REQUIRED TASK: Repeat all the material exactly; pictures stay out of your copy.

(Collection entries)
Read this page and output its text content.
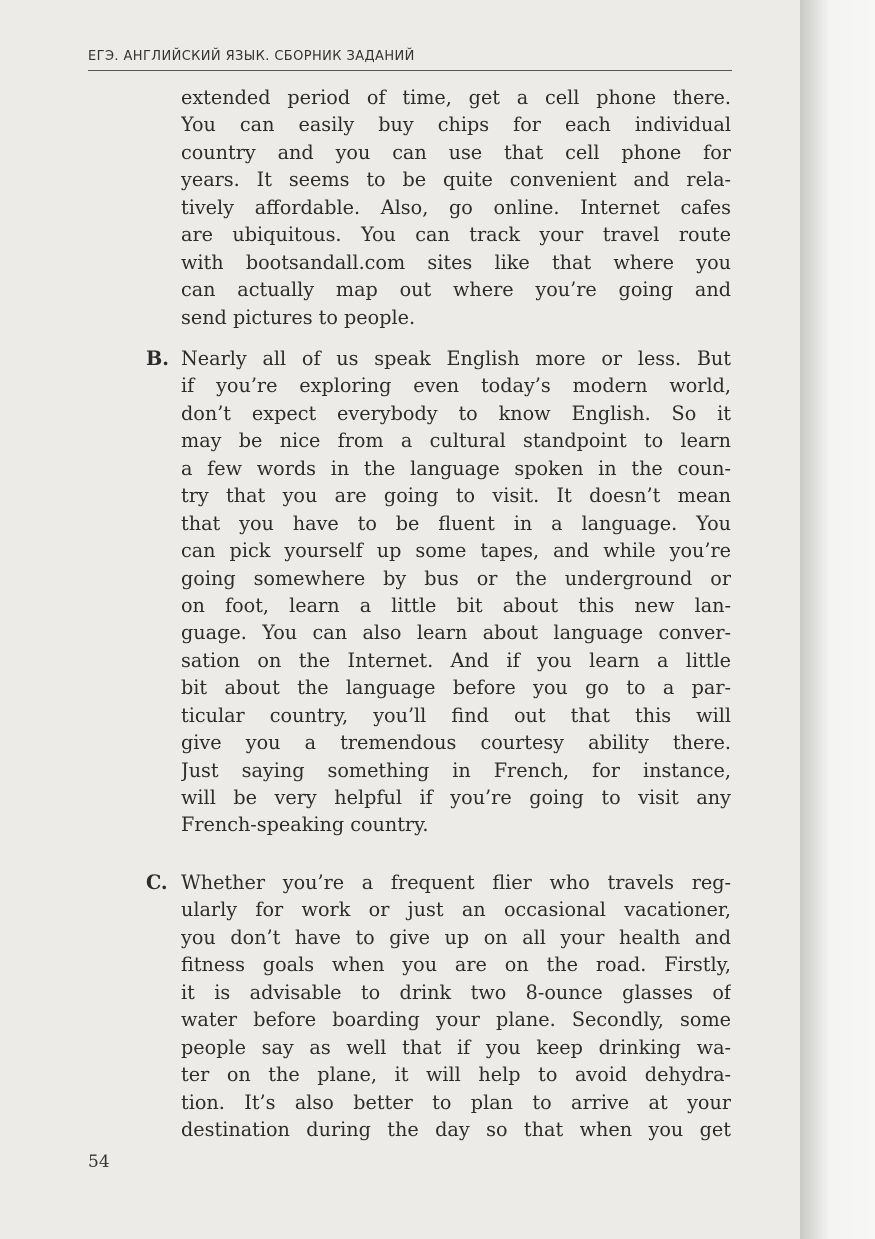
ЕГЭ. АНГЛИЙСКИЙ ЯЗЫК. СБОРНИК ЗАДАНИЙ
extended period of time, get a cell phone there.
You can easily buy chips for each individual
country and you can use that cell phone for
years. It seems to be quite convenient and rela-
tively affordable. Also, go online. Internet cafes
are ubiquitous. You can track your travel route
with bootsandall.com sites like that where you
can actually map out where you’re going and
send pictures to people.
B. Nearly all of us speak English more or less. But
if you’re exploring even today’s modern world,
don’t expect everybody to know English. So it
may be nice from a cultural standpoint to learn
a few words in the language spoken in the coun-
try that you are going to visit. It doesn’t mean
that you have to be fluent in a language. You
can pick yourself up some tapes, and while you’re
going somewhere by bus or the underground or
on foot, learn a little bit about this new lan-
guage. You can also learn about language conver-
sation on the Internet. And if you learn a little
bit about the language before you go to a par-
ticular country, you’ll find out that this will
give you a tremendous courtesy ability there.
Just saying something in French, for instance,
will be very helpful if you’re going to visit any
French-speaking country.
C. Whether you’re a frequent flier who travels reg-
ularly for work or just an occasional vacationer,
you don’t have to give up on all your health and
fitness goals when you are on the road. Firstly,
it is advisable to drink two 8-ounce glasses of
water before boarding your plane. Secondly, some
people say as well that if you keep drinking wa-
ter on the plane, it will help to avoid dehydra-
tion. It’s also better to plan to arrive at your
destination during the day so that when you get
54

ANSWER TO THIS PROBLEM:
Read this page and output its text content.
ЕГЭ. АНГЛИЙСКИЙ ЯЗЫК. СБОРНИК ЗАДАНИЙ
extended period of time, get a cell phone there.
You can easily buy chips for each individual
country and you can use that cell phone for
years. It seems to be quite convenient and rela-
tively affordable. Also, go online. Internet cafes
are ubiquitous. You can track your travel route
with bootsandall.com sites like that where you
can actually map out where you’re going and
send pictures to people.
B. Nearly all of us speak English more or less. But
if you’re exploring even today’s modern world,
don’t expect everybody to know English. So it
may be nice from a cultural standpoint to learn
a few words in the language spoken in the coun-
try that you are going to visit. It doesn’t mean
that you have to be fluent in a language. You
can pick yourself up some tapes, and while you’re
going somewhere by bus or the underground or
on foot, learn a little bit about this new lan-
guage. You can also learn about language conver-
sation on the Internet. And if you learn a little
bit about the language before you go to a par-
ticular country, you’ll find out that this will
give you a tremendous courtesy ability there.
Just saying something in French, for instance,
will be very helpful if you’re going to visit any
French-speaking country.
C. Whether you’re a frequent flier who travels reg-
ularly for work or just an occasional vacationer,
you don’t have to give up on all your health and
fitness goals when you are on the road. Firstly,
it is advisable to drink two 8-ounce glasses of
water before boarding your plane. Secondly, some
people say as well that if you keep drinking wa-
ter on the plane, it will help to avoid dehydra-
tion. It’s also better to plan to arrive at your
destination during the day so that when you get
54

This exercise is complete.